■ DO THIS ■
Say how many lines contain the word "дополнить" and give no other text.

■ DATA ENTRIES ■
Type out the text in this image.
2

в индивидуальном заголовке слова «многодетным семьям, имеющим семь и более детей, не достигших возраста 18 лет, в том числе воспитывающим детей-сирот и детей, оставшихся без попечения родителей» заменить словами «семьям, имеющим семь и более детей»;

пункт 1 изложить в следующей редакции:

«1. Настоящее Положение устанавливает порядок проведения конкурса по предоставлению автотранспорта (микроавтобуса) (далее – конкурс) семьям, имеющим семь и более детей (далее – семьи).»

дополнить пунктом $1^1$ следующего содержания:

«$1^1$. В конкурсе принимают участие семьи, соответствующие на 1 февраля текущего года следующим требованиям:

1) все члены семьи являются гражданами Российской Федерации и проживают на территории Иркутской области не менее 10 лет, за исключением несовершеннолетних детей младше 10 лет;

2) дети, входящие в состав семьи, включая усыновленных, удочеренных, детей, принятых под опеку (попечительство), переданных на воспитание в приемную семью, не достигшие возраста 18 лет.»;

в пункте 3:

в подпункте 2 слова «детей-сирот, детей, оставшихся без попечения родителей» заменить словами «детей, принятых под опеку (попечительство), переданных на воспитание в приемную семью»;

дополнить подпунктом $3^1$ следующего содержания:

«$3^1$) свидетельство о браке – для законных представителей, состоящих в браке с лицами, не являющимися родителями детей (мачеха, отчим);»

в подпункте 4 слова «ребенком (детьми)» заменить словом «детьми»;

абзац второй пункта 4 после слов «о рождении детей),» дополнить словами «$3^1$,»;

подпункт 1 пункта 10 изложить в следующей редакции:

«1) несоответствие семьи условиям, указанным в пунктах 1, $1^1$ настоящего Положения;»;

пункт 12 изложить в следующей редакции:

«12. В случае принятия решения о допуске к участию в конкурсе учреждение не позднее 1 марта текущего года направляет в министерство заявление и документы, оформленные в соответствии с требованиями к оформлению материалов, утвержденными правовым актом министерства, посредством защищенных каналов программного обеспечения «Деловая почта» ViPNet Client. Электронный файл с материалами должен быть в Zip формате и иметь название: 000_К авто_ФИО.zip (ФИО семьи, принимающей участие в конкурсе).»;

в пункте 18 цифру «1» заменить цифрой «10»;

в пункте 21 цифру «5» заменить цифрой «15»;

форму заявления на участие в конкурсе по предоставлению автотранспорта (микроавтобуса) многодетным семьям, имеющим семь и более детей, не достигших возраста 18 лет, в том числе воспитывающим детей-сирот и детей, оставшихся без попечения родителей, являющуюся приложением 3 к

■ THE RESULT ■
3